**Texte cité:**
------------
Il y en a qui ont en horreur tout motif d’intérêt ; ils regardent comme un attentat énorme cet autel qu’on semble élever dans son cœur à soi-même, & où Dieu n’est, pour ainsi dire, que le pontife de l’idole. L’amour de ceux-ci paroît très-pur ; il exclut tout autre bien que le plaisir d’aimer ; ce plaisir leur suffit ; ils n’attendent, ils n’esperent rien au-delà : tout se réduit pour eux à aimer un objet qui leur paroît infiniment aimable ; un regard échappé sur une qualité relative à leur bonheur, souilleroit leur affection ; ils sont prêts à sacrifier même ce sentiment si angélique, en ce qu’il a de sensible & de réfléchi, si les épreuves qui servent à le purifier exigent ce sacrifice. Cette charité n’est qu’un amour chimérique. Ces faux spéculatifs ne s’apperçoivent pas que Dieu n’est plus pour eux le bien essentiel & souverain. Plaçant le sublime de la charité à se détacher de toute espérance, ils se rendent indépendans, & se précipitent à leur tour dans une espece d’athéisme, mais par un chemin opposé.
------------
**Données enregistrées:**
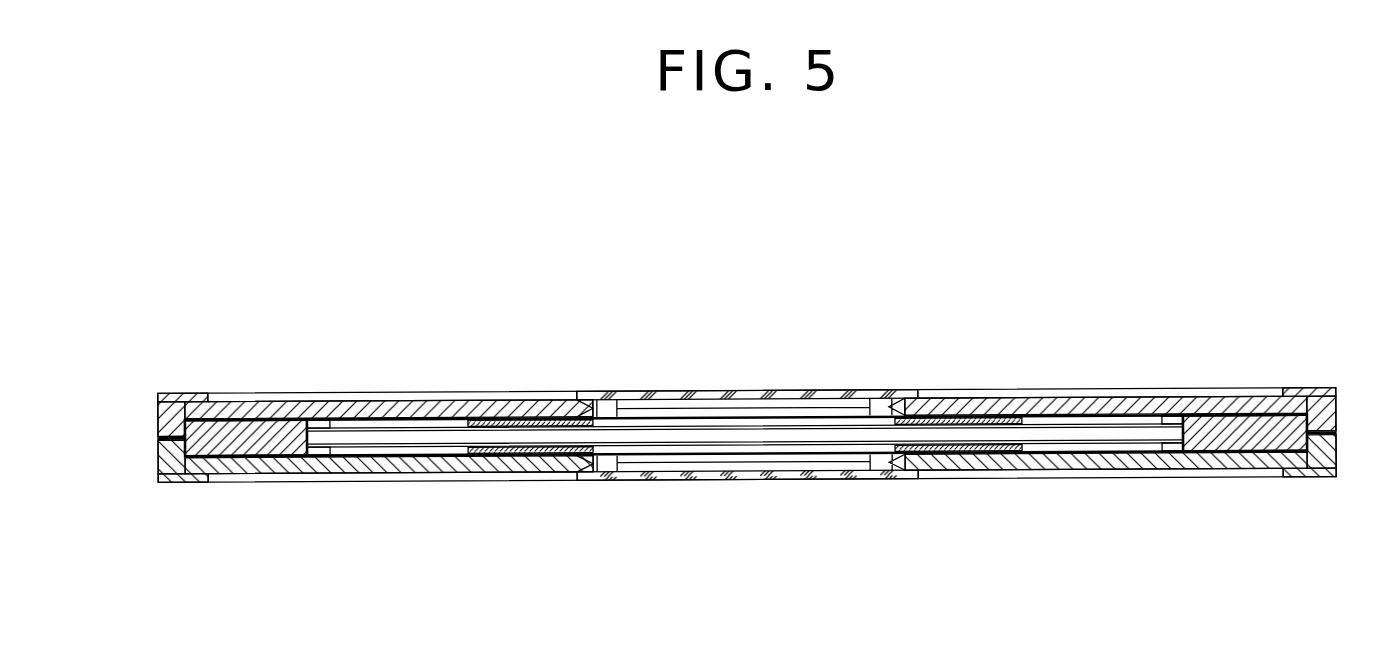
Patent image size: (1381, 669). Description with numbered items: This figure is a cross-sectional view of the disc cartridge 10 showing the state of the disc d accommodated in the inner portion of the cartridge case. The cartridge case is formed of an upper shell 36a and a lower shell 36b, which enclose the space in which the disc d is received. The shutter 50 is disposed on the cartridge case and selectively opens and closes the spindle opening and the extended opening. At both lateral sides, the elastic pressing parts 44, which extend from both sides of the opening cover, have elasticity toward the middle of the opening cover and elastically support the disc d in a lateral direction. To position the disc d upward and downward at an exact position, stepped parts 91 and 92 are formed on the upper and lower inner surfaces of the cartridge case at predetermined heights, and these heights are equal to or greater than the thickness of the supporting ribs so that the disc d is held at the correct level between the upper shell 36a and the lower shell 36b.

The housing 10 is at (1305, 388).
The upper shell 36a is at (158, 412).
The lower shell 36b is at (158, 461).
The elastic pressing part 44 is at (229, 442).
The shutter 50 is at (639, 391).
The stepped part 91 is at (497, 419).
The stepped part 92 is at (511, 453).
The disc d is at (965, 435).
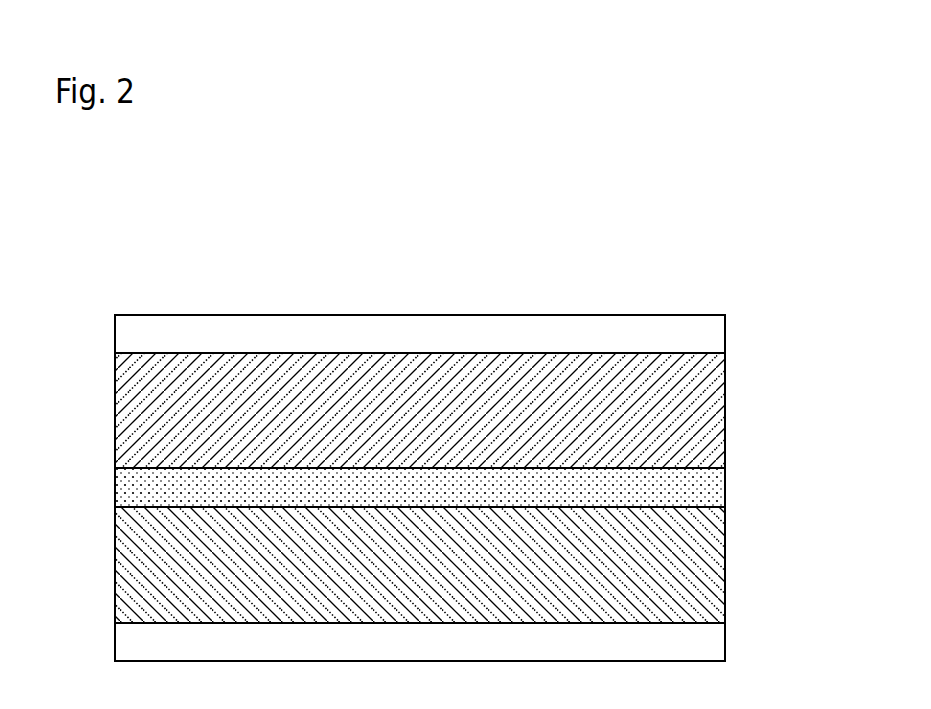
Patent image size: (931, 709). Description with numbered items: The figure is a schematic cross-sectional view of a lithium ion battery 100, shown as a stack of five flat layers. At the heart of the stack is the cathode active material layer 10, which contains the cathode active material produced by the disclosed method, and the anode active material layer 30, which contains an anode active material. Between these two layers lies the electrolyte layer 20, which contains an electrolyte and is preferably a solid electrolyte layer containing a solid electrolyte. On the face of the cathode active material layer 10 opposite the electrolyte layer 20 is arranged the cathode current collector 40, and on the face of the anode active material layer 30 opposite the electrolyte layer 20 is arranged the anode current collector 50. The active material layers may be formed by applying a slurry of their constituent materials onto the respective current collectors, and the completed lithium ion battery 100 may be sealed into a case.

The lithium ion battery 100 is at (430, 232).
The cathode current collector 40 is at (725, 334).
The cathode active material layer 10 is at (725, 418).
The electrolyte layer 20 is at (725, 488).
The anode active material layer 30 is at (725, 570).
The anode current collector 50 is at (725, 642).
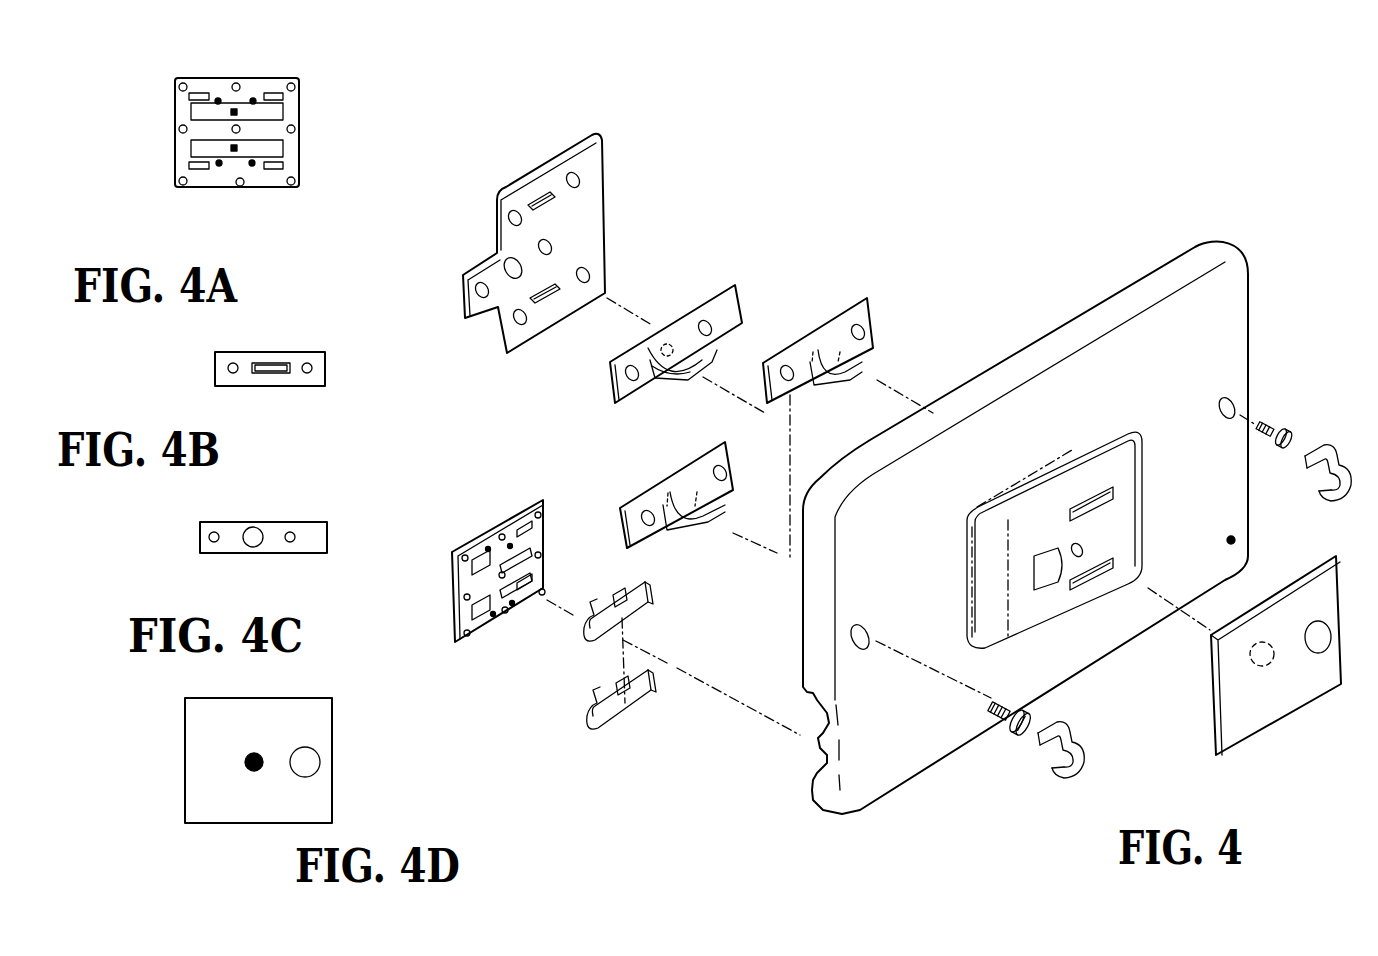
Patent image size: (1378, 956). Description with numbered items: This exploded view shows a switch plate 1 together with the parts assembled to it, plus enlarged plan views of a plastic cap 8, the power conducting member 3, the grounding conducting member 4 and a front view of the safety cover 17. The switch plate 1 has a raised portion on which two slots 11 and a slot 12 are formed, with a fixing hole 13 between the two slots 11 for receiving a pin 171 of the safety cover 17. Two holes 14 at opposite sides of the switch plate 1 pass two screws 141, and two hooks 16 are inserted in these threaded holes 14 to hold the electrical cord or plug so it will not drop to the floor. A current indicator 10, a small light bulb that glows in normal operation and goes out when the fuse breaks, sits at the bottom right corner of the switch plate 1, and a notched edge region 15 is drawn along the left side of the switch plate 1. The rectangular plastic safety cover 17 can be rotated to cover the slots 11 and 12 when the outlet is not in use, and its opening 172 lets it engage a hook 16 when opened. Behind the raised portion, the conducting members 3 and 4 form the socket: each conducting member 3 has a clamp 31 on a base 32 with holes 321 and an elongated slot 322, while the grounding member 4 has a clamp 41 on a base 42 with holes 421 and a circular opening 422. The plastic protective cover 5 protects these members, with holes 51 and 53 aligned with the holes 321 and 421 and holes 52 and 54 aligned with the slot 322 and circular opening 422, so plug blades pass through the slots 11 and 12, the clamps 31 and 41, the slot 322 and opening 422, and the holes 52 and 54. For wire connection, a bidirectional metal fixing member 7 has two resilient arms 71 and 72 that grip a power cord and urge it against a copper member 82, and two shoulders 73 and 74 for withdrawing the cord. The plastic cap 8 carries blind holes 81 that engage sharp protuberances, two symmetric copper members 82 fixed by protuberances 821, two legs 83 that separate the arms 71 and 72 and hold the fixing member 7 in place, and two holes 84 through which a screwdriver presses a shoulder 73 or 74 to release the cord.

In FIG. 4, the switch plate 1 is at (1248, 262).
In FIG. 4, the current indicator 10 is at (1237, 541).
In FIG. 4, the slots 11 is at (1087, 497).
In FIG. 4, the slot 12 is at (1048, 576).
In FIG. 4, the fixing hole 13 is at (1084, 550).
In FIG. 4, the holes 14 is at (852, 638).
In FIG. 4, the screws 141 is at (997, 728).
In FIG. 4, the notched edge 15 is at (810, 722).
In FIG. 4, the hooks 16 is at (1073, 777).
In FIG. 4D, the safety cover 17 is at (320, 710).
In FIG. 4, the safety cover 17 is at (1258, 658).
In FIG. 4D, the pin 171 is at (252, 771).
In FIG. 4, the pin 171 is at (1248, 670).
In FIG. 4D, the opening 172 is at (310, 763).
In FIG. 4, the opening 172 is at (1334, 612).
In FIG. 4B, the conducting member 3 is at (270, 370).
In FIG. 4, the conducting member 3 is at (748, 400).
In FIG. 4, the clamp 31 is at (866, 376).
In FIG. 4B, the base 32 is at (325, 354).
In FIG. 4, the base 32 is at (870, 315).
In FIG. 4B, the holes 321 is at (305, 361).
In FIG. 4, the holes 321 is at (788, 366).
In FIG. 4B, the elongated slot 322 is at (271, 374).
In FIG. 4, the elongated slot 322 is at (810, 370).
In FIG. 4C, the conducting member 4 is at (271, 528).
In FIG. 4, the conducting member 4 is at (665, 315).
In FIG. 4, the clamp 41 is at (697, 382).
In FIG. 4C, the base 42 is at (316, 544).
In FIG. 4, the base 42 is at (733, 323).
In FIG. 4C, the holes 421 is at (288, 530).
In FIG. 4, the holes 421 is at (660, 352).
In FIG. 4C, the circular opening 422 is at (253, 546).
In FIG. 4, the circular opening 422 is at (657, 368).
In FIG. 4, the plastic protective cover 5 is at (587, 132).
In FIG. 4, the holes 51 is at (514, 210).
In FIG. 4, the holes 52 is at (558, 290).
In FIG. 4, the holes 53 is at (508, 280).
In FIG. 4, the hole 54 is at (507, 262).
In FIG. 4, the bidirectional metal fixing member 7 is at (618, 662).
In FIG. 4, the resilient arm 71 is at (590, 607).
In FIG. 4, the resilient arm 72 is at (620, 590).
In FIG. 4, the shoulder 73 is at (584, 618).
In FIG. 4, the shoulder 74 is at (648, 580).
In FIG. 4A, the plastic cap 8 is at (268, 78).
In FIG. 4, the plastic cap 8 is at (517, 512).
In FIG. 4A, the blind holes 81 is at (179, 130).
In FIG. 4, the blind holes 81 is at (540, 517).
In FIG. 4A, the copper members 82 is at (191, 111).
In FIG. 4, the copper members 82 is at (532, 537).
In FIG. 4A, the protuberances 821 is at (252, 99).
In FIG. 4, the protuberances 821 is at (510, 545).
In FIG. 4A, the legs 83 is at (231, 113).
In FIG. 4, the legs 83 is at (510, 543).
In FIG. 4A, the holes 84 is at (198, 96).
In FIG. 4, the holes 84 is at (530, 585).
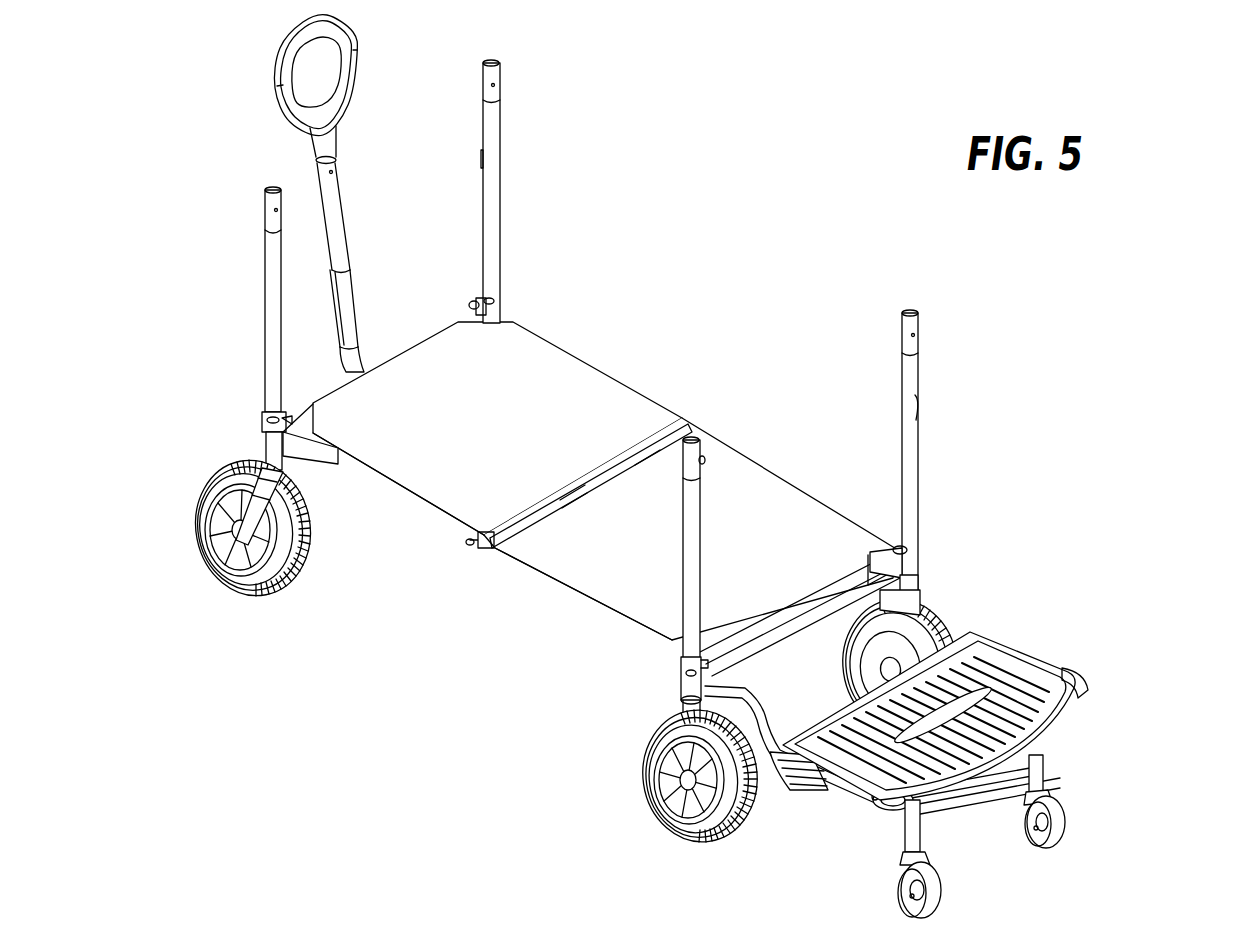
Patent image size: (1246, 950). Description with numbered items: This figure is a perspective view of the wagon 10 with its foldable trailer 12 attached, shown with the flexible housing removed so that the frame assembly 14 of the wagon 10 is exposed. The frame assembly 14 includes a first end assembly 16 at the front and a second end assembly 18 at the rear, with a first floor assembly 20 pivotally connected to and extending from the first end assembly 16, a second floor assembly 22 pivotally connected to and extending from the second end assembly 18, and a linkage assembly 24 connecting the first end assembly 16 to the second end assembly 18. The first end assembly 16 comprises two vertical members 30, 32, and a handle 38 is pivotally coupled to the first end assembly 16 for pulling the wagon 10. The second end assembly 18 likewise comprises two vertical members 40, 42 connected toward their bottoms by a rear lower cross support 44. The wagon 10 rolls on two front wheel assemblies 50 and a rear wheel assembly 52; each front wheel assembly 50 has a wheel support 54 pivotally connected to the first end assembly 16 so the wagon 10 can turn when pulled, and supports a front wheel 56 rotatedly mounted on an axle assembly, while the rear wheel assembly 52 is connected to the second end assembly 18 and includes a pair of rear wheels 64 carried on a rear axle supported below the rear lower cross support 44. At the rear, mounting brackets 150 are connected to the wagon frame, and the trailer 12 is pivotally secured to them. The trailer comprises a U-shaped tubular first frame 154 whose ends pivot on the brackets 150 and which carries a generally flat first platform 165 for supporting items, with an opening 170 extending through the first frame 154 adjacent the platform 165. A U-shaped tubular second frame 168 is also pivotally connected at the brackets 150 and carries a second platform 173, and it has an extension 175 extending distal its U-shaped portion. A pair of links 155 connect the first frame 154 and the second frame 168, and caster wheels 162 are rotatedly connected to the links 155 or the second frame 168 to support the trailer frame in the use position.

The wagon 10 is at (706, 216).
The foldable trailer 12 is at (962, 727).
The frame assembly 14 is at (492, 218).
The first end assembly 16 is at (262, 425).
The second end assembly 18 is at (915, 560).
The first floor assembly 20 is at (592, 420).
The second floor assembly 22 is at (740, 475).
The linkage assembly 24 is at (333, 462).
The vertical member 30 is at (492, 117).
The vertical member 32 is at (271, 298).
The handle 38 is at (333, 205).
The vertical member 40 is at (915, 375).
The vertical member 42 is at (690, 582).
The rear lower cross support 44 is at (837, 613).
The front wheel assembly 50 is at (205, 544).
The rear wheel assembly 52 is at (648, 788).
The wheel support 54 is at (222, 470).
The front wheel 56 is at (183, 542).
The rear wheel 64 is at (639, 795).
The mounting bracket 150 is at (915, 590).
The first frame 154 is at (1116, 679).
The link 155 is at (908, 812).
The caster wheel 162 is at (940, 890).
The first platform 165 is at (1020, 642).
The second frame 168 is at (812, 800).
The opening 170 is at (805, 672).
The second platform 173 is at (790, 762).
The extension 175 is at (950, 835).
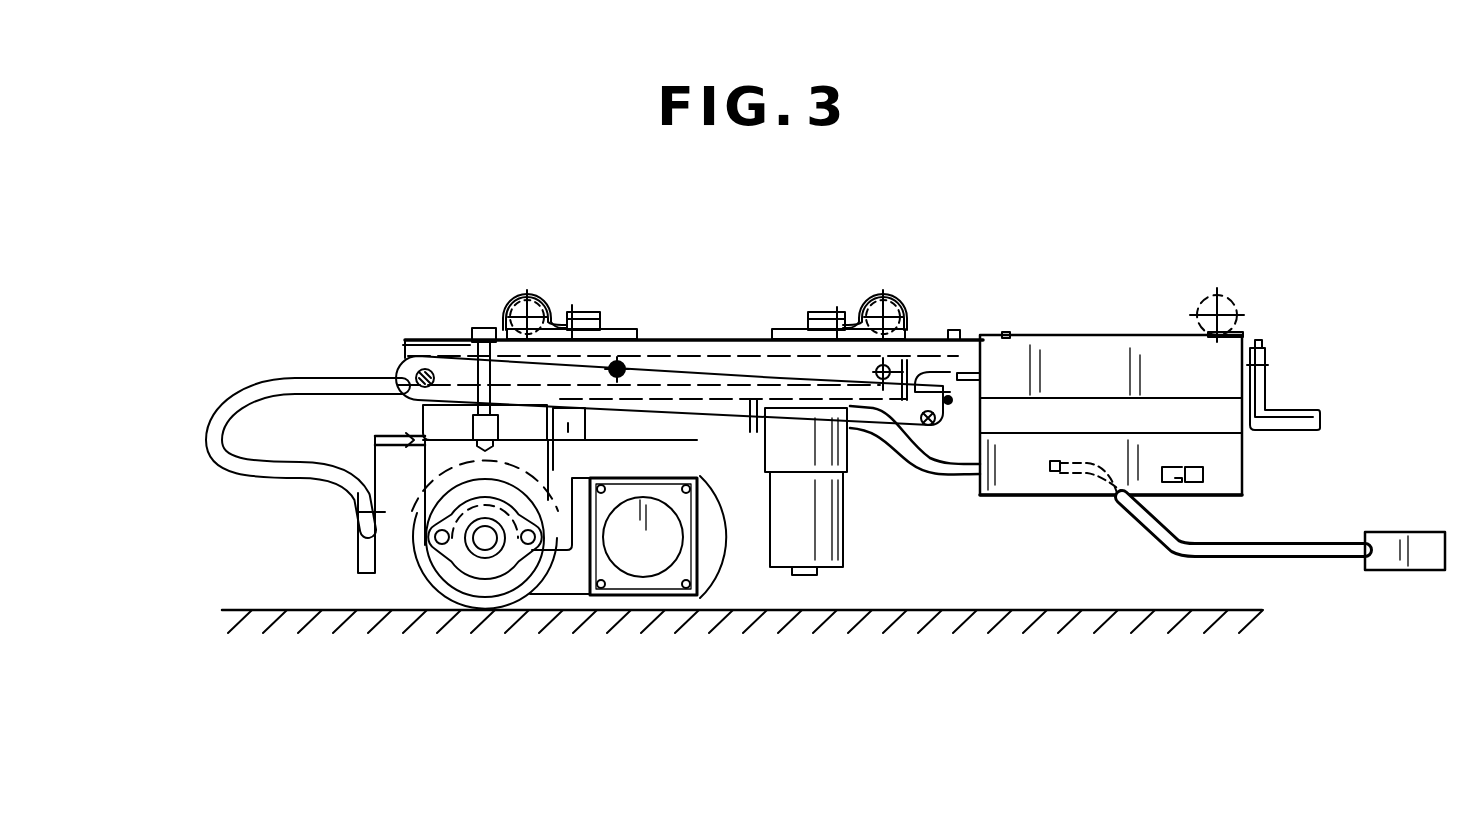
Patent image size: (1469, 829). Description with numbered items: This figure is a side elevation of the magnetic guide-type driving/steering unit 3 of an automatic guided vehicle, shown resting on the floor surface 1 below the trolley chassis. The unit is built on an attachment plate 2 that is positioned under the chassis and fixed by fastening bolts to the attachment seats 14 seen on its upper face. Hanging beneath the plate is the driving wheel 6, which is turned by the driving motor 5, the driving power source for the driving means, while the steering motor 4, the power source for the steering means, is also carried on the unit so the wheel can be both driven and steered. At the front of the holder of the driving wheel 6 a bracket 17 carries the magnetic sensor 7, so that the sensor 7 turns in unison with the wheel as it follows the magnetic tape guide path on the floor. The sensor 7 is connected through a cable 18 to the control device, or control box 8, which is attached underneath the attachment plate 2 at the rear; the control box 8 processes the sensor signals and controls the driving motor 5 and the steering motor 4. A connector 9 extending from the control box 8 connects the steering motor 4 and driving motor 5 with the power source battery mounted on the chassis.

The floor 1 is at (263, 608).
The attachment plate 2 is at (707, 345).
The driving/steering unit 3 is at (362, 327).
The steering motor 4 is at (845, 543).
The motor 5 is at (640, 573).
The driving wheel 6 is at (505, 600).
The magnetic sensor 7 is at (358, 532).
The control device (control box) 8 is at (1063, 488).
The connector 9 is at (1407, 567).
The attachment seats 14 is at (518, 295).
The bracket 17 is at (367, 453).
The cable 18 is at (267, 390).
------------
**Énoncé du problème:**
Répondez brièvement à ces questions sur le passage consacré à l'amour pur :
1. Qu'est-ce que ceux dont parle le passage ont en horreur ?
2. Comment le passage qualifie-t-il cette charité ?
3. Dans quoi ces personnes se précipitent-elles à leur tour ?

**Réponse proposée:**
1. Ils ont en horreur tout motif d'intérêt.
2. Il la qualifie d'amour chimérique.
3. Elles se précipitent dans une espèce d'athéisme, mais par un chemin opposé.